▶ [Required task] Return the lines below that carry the word "purple".
>> Begin
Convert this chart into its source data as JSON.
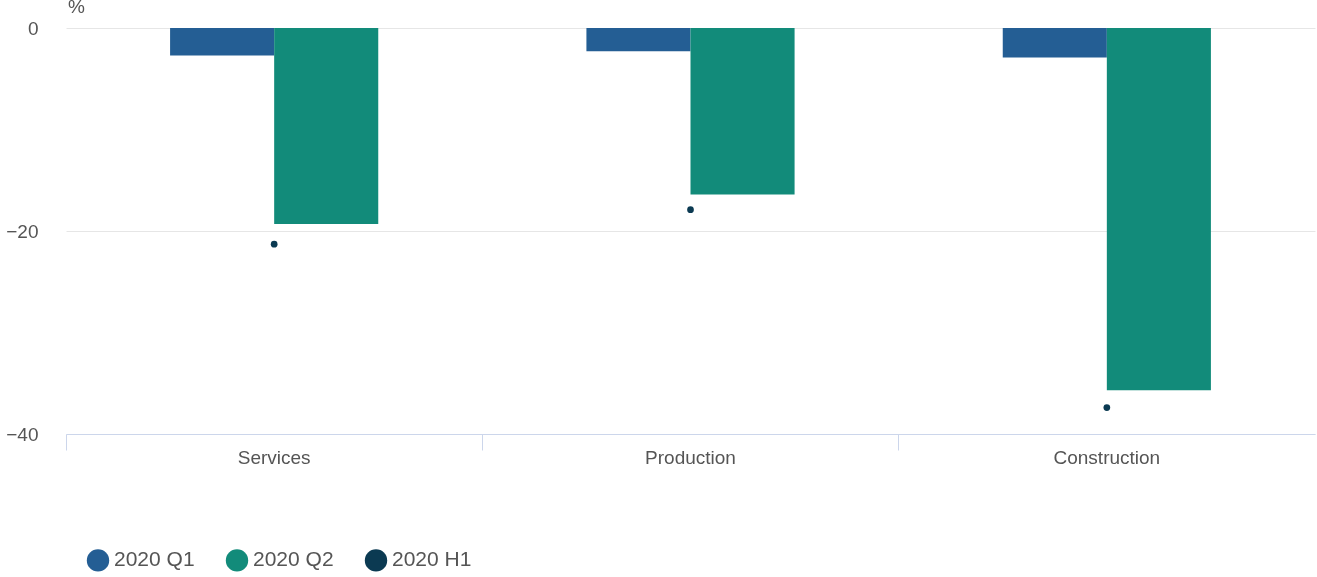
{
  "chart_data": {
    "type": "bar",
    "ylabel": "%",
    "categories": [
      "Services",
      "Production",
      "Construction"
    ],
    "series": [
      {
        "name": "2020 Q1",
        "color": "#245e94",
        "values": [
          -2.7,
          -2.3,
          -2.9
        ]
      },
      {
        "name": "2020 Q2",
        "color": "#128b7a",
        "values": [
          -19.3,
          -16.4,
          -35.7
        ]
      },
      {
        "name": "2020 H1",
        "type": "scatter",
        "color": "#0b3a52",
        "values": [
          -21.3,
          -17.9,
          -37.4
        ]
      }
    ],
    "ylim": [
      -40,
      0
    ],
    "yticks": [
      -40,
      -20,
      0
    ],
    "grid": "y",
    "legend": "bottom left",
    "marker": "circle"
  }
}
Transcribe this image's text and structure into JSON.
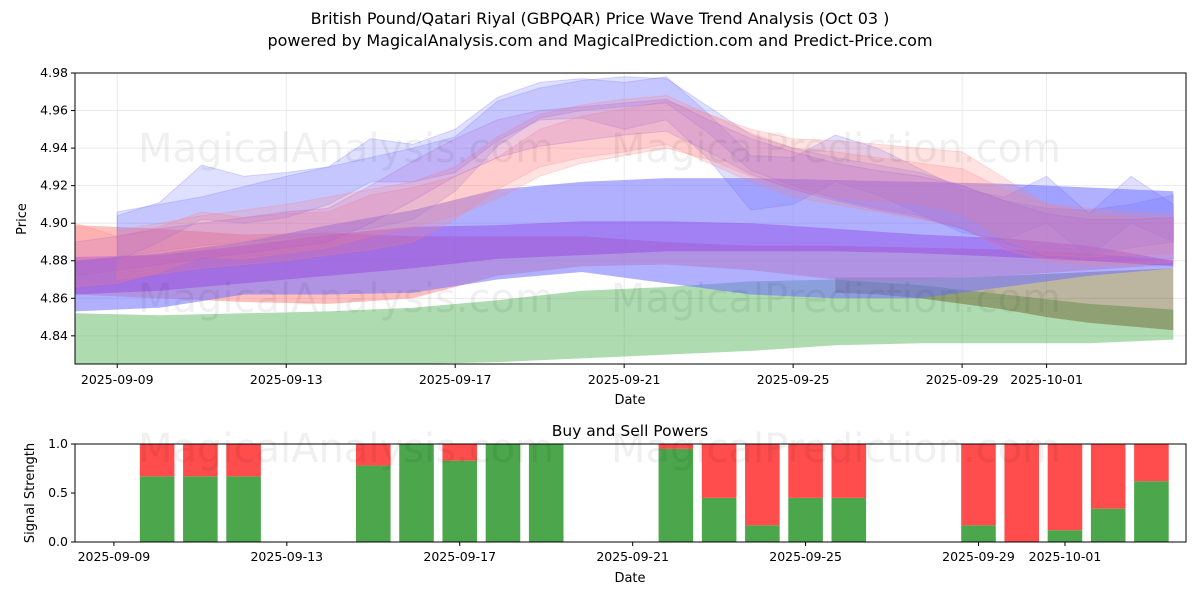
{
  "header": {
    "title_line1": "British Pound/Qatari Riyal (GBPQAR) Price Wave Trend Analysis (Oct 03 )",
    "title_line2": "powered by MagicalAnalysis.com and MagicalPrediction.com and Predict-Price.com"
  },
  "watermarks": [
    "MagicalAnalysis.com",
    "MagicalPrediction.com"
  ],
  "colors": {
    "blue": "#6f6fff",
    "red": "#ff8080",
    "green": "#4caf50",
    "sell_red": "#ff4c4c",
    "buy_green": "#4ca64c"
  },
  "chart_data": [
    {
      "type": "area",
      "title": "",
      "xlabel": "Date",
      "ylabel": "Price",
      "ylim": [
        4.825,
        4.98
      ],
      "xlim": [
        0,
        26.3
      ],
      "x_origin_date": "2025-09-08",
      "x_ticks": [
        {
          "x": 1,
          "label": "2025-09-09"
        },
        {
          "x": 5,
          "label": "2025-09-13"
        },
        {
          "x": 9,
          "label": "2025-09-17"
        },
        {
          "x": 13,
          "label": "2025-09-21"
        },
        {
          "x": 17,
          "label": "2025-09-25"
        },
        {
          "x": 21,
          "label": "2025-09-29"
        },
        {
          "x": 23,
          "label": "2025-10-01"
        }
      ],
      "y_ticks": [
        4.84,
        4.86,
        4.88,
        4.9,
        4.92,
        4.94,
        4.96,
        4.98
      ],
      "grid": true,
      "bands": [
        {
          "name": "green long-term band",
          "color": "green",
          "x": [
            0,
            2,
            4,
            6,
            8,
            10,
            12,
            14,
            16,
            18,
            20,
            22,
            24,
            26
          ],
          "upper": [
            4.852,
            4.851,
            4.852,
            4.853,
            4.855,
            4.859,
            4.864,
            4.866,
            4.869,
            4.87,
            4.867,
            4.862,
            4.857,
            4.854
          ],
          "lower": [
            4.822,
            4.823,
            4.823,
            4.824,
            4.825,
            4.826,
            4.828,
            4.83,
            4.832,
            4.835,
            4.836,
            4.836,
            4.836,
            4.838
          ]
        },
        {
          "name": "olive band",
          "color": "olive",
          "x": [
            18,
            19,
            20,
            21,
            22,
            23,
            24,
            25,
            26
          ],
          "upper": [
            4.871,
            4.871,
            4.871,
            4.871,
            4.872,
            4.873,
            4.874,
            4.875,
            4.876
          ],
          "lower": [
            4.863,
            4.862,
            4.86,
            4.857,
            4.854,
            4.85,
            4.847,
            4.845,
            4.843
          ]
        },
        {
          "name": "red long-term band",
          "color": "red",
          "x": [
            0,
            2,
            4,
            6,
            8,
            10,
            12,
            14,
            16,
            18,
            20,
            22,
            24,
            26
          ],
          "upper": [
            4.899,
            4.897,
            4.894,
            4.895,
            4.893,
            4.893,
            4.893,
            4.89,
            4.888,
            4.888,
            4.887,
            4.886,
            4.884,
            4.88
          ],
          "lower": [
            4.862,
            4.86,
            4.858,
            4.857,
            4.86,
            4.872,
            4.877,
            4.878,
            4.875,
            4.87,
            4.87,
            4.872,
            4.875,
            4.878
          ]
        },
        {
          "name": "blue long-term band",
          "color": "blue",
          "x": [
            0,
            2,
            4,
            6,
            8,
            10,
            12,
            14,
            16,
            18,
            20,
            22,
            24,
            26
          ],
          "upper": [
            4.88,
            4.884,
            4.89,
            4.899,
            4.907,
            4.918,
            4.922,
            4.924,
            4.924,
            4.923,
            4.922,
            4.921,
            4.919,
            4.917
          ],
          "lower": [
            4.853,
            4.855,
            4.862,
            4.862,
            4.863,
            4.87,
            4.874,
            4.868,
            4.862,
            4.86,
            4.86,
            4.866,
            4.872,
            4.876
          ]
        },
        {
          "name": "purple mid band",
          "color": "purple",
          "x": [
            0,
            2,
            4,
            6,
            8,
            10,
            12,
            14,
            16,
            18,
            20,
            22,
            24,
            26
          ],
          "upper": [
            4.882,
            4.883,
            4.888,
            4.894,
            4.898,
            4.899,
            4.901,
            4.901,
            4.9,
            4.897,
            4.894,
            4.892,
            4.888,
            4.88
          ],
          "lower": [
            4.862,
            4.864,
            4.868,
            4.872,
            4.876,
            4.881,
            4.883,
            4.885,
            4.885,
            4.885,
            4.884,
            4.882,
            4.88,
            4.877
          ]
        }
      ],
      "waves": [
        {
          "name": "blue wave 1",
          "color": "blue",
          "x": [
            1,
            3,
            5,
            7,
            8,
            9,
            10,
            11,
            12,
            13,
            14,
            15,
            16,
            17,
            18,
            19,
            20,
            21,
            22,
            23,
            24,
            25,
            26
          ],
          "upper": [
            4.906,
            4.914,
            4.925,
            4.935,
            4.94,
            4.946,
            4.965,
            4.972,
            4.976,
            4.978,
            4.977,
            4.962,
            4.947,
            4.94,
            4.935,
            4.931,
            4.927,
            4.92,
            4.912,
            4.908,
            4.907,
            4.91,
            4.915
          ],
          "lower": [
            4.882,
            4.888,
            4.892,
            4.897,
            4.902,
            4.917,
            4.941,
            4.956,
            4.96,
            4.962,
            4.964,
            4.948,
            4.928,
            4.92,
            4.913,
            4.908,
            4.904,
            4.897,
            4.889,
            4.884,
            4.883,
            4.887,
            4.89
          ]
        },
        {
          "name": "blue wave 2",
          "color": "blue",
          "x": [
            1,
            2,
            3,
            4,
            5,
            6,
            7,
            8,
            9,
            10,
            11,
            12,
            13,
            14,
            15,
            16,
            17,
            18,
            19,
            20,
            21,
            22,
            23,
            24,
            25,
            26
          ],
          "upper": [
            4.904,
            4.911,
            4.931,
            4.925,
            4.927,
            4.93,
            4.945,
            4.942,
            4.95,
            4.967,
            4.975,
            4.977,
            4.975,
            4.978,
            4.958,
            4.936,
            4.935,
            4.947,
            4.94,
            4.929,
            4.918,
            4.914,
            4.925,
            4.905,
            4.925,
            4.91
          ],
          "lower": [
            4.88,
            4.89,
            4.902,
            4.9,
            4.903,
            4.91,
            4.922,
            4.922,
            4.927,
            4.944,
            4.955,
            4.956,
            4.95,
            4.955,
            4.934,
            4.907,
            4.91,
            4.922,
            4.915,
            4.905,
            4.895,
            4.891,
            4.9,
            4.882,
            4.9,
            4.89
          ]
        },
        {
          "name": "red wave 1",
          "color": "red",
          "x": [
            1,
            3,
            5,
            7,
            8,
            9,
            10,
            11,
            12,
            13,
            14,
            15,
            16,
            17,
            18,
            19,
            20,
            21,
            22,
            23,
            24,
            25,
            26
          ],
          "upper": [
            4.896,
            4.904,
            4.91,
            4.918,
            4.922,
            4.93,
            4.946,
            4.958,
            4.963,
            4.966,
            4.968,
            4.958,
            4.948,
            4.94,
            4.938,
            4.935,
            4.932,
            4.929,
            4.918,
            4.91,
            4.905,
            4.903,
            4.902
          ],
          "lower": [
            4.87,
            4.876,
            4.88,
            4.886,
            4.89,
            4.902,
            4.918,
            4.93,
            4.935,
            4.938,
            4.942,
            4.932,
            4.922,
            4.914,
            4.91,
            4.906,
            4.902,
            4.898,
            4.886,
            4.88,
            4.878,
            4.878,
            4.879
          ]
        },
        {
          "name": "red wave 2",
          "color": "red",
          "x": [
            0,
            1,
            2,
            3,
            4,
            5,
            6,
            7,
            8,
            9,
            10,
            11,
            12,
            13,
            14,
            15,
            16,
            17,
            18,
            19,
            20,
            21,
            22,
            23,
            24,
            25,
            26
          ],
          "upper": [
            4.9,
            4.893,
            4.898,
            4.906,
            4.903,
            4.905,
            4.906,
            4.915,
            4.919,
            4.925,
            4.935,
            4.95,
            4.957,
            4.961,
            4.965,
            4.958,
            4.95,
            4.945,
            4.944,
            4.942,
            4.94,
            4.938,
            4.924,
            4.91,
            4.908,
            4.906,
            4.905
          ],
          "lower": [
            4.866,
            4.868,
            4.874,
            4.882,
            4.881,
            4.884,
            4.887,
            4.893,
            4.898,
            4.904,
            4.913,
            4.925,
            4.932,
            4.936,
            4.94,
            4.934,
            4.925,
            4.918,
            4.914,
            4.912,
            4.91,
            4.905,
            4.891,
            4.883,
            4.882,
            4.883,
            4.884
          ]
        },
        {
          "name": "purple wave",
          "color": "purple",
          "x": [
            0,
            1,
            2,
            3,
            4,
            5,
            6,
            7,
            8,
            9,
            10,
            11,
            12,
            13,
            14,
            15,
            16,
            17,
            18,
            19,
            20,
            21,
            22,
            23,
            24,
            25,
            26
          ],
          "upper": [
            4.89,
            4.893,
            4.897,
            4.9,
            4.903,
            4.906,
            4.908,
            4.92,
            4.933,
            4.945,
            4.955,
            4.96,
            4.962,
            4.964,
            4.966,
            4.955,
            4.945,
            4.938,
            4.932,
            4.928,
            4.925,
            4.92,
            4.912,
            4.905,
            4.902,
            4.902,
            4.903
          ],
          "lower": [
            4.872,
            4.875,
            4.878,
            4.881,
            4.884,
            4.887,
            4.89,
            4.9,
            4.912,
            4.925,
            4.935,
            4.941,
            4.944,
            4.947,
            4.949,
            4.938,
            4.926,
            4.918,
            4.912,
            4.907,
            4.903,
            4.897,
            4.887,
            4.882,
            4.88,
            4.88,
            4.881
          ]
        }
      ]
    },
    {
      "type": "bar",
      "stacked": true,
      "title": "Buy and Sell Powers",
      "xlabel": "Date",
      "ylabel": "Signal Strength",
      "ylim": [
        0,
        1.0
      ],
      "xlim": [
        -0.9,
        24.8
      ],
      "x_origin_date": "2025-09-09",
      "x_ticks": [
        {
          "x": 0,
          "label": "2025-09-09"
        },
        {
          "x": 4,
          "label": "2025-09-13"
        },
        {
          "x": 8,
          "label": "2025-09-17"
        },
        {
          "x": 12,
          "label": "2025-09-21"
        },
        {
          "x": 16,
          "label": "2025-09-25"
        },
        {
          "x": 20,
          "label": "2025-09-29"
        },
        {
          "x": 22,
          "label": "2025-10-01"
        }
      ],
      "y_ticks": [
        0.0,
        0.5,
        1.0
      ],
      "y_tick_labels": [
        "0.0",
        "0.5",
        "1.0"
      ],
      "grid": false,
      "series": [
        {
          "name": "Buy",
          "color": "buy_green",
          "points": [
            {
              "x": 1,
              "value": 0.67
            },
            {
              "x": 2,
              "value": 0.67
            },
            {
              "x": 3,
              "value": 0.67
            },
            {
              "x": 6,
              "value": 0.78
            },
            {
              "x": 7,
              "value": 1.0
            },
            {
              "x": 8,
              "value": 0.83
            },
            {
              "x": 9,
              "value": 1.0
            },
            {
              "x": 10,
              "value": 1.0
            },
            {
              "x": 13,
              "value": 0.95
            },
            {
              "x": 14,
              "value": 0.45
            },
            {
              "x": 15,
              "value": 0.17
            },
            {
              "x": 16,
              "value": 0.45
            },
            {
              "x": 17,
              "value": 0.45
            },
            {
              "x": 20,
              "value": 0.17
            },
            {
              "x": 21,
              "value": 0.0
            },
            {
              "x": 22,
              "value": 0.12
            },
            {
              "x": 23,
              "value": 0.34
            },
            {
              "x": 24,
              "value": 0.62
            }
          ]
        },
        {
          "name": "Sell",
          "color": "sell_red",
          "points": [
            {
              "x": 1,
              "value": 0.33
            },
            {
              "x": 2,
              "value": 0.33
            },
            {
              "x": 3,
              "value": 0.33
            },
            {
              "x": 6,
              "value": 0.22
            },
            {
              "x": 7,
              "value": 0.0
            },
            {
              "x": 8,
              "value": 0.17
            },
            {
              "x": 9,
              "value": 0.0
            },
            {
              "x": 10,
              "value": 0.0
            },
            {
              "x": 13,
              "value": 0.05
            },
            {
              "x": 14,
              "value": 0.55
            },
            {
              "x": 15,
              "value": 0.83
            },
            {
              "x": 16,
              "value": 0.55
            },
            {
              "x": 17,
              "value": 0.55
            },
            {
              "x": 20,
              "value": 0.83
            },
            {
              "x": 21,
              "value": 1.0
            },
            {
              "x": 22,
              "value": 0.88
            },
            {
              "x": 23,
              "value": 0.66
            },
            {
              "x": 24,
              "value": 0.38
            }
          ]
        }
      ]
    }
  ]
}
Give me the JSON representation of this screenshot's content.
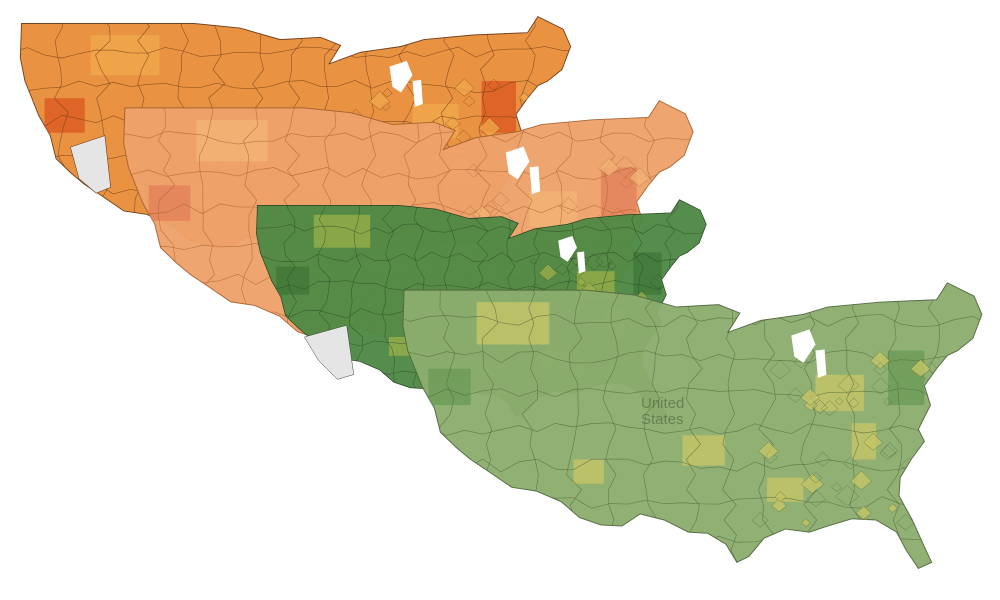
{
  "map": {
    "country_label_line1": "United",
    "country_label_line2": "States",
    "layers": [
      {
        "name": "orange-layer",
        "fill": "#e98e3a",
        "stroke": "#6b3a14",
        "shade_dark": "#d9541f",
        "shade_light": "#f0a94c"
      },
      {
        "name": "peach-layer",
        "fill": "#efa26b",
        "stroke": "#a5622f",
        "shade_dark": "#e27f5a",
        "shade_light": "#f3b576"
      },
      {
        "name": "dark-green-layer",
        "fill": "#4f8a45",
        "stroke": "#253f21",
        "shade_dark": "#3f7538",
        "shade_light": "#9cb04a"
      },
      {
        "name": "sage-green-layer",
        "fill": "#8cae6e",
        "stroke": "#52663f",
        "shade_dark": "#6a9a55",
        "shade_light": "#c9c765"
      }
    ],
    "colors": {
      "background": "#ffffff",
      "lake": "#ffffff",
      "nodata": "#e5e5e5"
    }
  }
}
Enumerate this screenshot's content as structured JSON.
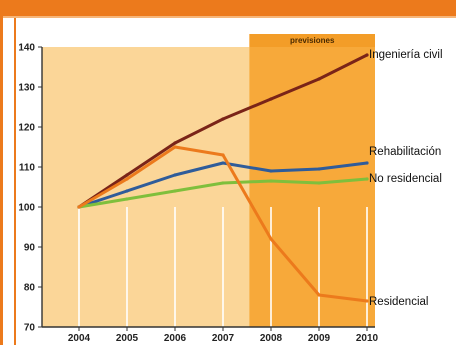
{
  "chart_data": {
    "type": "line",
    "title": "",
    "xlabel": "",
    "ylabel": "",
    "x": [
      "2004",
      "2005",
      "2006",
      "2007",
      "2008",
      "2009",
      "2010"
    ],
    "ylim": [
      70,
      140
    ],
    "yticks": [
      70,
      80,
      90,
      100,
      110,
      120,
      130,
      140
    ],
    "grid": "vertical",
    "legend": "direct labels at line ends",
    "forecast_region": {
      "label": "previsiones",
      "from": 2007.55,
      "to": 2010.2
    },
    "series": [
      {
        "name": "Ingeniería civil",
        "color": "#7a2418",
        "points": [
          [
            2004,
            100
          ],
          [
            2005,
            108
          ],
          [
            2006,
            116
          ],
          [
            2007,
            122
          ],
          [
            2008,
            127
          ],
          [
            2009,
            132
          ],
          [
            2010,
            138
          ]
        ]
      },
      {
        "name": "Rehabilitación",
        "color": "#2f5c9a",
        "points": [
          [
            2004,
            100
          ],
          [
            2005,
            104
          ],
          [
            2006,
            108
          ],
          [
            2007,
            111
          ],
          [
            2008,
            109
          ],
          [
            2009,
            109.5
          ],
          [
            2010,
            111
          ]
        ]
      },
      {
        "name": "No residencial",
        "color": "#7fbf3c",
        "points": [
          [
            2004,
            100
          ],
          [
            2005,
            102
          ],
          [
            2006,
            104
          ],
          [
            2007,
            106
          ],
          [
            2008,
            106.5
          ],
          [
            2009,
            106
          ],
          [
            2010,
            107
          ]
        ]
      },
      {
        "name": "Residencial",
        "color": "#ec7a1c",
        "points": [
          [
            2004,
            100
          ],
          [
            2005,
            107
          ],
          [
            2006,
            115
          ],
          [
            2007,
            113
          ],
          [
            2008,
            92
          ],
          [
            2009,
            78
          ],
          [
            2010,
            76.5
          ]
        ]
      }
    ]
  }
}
>> End
▶ [Exercise result]
          "name": "purple mid band",
          "color": "purple",
          "name": "purple wave",
          "color": "purple",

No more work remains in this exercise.